Whenever a line in the entries includes the word "results", copy that line out.
:: Dataset entries
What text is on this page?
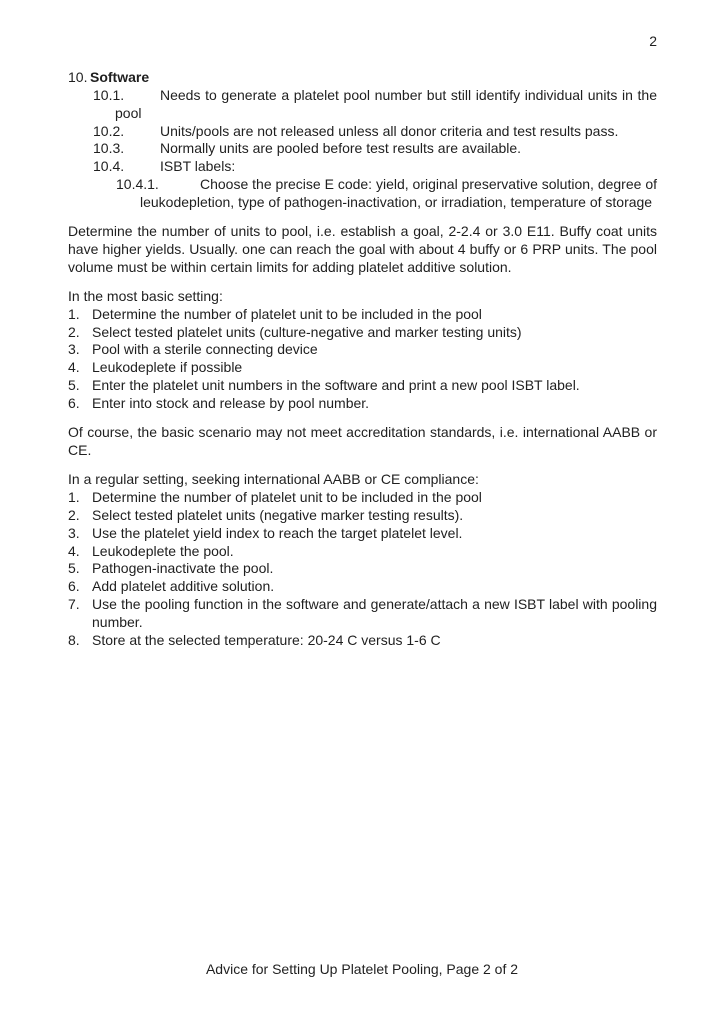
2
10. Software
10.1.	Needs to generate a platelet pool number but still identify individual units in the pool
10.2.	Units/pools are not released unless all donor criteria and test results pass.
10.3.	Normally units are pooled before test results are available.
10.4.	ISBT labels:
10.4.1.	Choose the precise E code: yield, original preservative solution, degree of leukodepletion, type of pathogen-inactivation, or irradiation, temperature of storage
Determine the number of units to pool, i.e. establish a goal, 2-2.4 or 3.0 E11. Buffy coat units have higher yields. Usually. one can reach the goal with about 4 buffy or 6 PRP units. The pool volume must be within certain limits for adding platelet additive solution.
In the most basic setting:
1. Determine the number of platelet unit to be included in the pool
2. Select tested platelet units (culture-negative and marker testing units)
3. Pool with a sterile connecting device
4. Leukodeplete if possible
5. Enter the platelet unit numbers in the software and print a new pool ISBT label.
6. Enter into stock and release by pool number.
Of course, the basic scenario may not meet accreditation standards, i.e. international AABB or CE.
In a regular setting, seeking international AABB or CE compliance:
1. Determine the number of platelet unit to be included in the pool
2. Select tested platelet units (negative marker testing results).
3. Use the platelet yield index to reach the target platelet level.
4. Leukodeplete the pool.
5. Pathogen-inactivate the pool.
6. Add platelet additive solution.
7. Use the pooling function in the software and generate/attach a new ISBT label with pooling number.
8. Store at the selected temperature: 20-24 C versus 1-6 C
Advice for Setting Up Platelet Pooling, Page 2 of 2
::::
:: Dataset entries
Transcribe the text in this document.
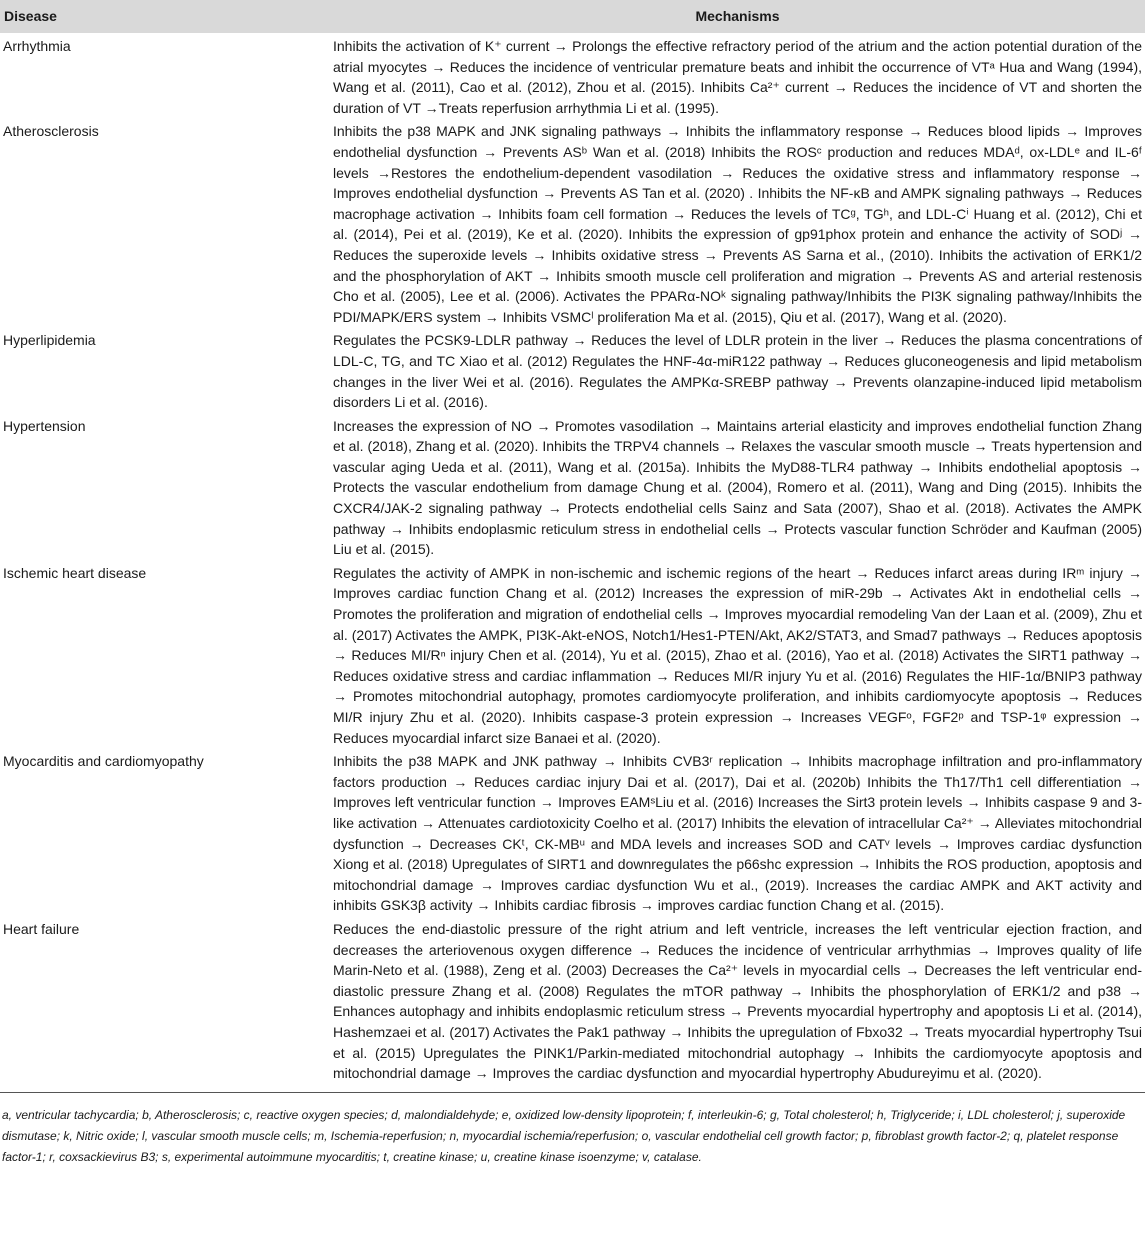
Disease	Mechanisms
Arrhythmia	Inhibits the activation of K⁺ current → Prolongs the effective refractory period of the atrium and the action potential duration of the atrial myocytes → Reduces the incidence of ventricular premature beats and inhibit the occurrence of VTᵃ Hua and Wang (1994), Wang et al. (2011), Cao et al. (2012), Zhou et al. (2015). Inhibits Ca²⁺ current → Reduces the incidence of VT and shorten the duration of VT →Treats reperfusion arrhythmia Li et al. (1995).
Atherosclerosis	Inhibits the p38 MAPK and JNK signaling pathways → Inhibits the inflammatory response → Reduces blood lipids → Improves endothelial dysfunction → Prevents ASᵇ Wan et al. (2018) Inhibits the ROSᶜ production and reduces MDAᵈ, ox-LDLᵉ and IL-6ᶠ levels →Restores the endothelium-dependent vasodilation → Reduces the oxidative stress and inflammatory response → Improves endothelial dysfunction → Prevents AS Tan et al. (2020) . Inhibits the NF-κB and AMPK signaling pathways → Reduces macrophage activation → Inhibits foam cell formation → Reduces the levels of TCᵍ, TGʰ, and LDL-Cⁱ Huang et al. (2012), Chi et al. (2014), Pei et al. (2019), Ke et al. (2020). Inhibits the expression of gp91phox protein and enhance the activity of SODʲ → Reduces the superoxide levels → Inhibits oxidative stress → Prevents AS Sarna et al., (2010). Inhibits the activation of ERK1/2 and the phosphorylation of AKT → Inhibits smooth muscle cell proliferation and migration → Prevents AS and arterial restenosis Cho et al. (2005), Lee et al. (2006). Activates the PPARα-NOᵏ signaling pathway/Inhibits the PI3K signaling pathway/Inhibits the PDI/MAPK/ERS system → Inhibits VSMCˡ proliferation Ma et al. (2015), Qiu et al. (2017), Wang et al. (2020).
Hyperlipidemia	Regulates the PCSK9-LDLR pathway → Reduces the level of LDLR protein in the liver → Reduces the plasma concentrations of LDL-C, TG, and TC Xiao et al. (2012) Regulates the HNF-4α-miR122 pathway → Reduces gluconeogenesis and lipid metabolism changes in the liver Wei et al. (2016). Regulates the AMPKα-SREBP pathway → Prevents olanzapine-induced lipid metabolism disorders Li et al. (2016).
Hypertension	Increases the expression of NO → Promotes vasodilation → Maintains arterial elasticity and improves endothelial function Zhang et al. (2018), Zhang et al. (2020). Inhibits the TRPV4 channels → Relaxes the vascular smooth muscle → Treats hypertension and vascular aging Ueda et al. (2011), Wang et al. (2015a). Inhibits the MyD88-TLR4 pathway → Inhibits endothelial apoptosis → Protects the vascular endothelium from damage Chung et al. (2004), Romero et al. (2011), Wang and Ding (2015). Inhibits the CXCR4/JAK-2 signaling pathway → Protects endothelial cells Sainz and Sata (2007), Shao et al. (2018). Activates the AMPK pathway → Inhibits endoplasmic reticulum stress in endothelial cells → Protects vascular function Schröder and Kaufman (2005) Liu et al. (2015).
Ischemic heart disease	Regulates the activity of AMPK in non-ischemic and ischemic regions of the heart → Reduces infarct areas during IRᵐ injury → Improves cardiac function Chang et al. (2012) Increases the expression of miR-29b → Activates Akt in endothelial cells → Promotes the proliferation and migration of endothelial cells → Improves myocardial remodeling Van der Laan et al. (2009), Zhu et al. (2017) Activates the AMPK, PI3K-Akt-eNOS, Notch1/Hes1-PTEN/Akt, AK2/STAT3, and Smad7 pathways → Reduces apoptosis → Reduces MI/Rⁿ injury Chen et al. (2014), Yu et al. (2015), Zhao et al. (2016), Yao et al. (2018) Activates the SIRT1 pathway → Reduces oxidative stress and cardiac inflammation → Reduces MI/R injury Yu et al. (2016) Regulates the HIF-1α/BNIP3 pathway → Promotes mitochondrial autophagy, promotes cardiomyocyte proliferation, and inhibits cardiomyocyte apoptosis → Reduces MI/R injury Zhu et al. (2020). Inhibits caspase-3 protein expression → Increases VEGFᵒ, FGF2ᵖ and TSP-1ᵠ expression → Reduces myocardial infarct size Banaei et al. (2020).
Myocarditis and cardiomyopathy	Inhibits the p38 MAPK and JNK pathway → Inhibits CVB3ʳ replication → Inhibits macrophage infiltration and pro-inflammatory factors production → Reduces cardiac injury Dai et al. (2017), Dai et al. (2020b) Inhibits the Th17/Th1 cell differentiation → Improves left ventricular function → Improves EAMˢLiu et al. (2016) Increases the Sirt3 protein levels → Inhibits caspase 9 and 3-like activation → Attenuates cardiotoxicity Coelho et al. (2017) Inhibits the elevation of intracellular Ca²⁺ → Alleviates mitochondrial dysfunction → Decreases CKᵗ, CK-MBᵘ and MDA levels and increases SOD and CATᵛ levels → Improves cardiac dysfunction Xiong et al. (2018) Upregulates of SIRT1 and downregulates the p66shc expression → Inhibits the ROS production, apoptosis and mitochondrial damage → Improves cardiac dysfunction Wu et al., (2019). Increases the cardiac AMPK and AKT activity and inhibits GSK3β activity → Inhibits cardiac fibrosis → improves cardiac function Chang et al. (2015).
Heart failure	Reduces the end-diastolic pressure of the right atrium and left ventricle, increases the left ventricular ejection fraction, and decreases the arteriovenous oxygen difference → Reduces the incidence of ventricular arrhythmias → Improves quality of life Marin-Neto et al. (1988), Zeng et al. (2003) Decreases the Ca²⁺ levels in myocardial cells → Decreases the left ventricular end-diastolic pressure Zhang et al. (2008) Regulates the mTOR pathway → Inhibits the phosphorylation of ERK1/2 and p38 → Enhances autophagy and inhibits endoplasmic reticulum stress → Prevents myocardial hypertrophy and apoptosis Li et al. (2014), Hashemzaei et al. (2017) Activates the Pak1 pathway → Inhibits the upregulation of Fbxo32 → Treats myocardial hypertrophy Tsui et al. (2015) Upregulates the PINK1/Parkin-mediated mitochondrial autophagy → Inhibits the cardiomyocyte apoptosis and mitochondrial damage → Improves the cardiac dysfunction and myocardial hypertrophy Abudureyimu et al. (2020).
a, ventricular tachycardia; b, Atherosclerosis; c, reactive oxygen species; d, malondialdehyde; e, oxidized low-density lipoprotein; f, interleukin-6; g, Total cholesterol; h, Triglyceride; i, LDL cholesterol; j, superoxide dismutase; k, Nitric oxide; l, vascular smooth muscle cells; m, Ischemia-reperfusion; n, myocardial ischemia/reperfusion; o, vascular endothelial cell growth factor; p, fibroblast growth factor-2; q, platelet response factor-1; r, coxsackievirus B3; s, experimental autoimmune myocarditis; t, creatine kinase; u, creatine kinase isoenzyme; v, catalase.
::::
:: Dataset entries
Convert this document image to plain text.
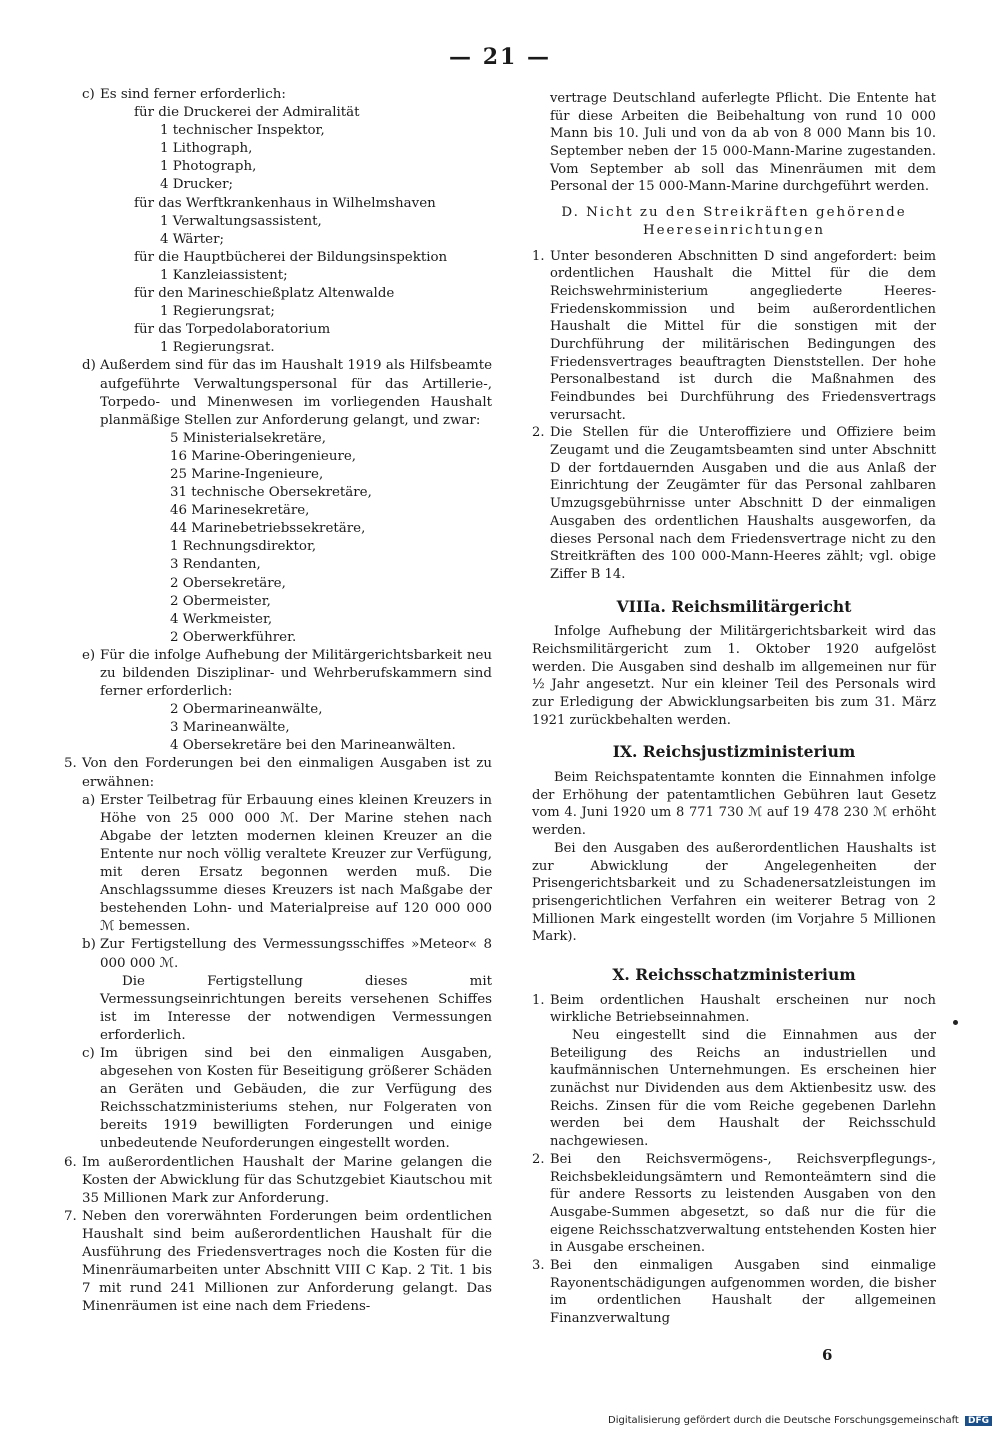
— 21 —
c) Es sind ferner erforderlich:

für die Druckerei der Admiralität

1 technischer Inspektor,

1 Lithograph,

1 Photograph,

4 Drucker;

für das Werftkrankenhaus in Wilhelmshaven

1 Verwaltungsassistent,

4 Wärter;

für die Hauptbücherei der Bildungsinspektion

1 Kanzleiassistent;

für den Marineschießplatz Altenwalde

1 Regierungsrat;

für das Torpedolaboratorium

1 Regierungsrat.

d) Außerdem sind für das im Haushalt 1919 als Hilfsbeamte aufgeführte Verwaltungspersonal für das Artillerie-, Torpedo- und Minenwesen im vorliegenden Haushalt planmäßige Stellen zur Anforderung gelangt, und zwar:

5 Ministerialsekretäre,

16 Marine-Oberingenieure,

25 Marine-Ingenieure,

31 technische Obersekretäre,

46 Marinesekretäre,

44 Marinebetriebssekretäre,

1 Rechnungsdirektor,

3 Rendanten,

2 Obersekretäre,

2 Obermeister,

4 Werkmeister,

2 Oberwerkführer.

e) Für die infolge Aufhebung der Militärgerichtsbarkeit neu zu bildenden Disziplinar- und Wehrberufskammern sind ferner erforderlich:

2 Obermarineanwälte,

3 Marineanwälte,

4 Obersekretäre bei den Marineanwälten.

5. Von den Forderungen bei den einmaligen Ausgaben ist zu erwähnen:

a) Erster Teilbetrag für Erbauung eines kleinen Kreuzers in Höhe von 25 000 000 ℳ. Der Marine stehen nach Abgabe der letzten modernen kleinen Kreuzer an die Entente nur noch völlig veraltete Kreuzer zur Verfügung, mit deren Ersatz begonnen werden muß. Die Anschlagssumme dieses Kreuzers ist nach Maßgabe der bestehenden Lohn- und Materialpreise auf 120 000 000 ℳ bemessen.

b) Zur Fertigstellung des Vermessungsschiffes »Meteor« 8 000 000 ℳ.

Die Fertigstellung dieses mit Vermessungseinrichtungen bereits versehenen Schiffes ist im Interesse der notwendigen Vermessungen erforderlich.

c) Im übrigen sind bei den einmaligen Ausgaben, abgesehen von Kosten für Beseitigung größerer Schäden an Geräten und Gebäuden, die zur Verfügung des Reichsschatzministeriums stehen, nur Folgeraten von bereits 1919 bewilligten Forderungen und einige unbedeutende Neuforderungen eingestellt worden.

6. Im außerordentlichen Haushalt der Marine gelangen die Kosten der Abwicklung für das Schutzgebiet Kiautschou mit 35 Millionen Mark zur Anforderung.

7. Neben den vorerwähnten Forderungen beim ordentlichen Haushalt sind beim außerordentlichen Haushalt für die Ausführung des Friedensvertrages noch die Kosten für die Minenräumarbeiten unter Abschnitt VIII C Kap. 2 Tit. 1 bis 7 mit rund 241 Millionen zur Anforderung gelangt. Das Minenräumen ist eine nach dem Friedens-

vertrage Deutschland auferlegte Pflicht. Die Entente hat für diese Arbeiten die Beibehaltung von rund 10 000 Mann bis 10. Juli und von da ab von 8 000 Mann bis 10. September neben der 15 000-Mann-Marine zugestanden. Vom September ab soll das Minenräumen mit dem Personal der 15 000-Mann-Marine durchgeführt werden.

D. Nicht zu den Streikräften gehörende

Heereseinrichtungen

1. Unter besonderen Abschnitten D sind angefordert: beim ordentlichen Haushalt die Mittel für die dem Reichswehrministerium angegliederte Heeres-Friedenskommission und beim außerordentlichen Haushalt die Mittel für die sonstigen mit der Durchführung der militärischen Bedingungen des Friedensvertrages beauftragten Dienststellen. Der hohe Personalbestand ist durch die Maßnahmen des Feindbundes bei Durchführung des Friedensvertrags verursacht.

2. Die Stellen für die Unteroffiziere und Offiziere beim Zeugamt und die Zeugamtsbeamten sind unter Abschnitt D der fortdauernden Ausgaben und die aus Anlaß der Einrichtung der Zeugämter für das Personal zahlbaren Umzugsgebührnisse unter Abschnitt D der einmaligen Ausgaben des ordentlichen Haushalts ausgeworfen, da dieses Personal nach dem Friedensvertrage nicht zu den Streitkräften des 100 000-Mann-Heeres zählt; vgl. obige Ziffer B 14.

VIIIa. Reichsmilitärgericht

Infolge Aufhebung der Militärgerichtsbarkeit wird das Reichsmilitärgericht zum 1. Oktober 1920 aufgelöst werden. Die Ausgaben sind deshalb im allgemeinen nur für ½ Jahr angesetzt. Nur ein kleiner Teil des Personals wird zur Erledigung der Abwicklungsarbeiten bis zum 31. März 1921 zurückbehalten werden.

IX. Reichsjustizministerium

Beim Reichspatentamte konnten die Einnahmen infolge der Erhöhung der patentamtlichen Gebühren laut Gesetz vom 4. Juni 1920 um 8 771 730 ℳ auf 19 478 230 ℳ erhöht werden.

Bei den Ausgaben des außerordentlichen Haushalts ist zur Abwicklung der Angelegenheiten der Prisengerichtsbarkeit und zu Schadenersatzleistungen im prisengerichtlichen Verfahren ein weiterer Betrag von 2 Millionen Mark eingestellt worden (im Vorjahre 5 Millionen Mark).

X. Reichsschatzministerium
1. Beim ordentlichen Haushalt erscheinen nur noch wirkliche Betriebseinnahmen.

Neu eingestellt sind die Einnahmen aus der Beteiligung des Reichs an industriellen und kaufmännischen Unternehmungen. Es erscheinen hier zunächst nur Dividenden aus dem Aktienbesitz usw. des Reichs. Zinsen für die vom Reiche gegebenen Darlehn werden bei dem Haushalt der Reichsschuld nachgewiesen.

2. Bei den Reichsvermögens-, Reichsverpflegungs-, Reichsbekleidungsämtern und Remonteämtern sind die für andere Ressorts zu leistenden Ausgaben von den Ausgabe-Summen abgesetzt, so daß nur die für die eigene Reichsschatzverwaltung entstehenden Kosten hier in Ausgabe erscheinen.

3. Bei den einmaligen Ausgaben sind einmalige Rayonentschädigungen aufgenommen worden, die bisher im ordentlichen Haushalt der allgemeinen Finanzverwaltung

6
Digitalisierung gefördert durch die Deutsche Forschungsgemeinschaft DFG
::::
*Exercise result*.
10.2.	Units/pools are not released unless all donor criteria and test results pass.
10.3.	Normally units are pooled before test results are available.
2. Select tested platelet units (negative marker testing results).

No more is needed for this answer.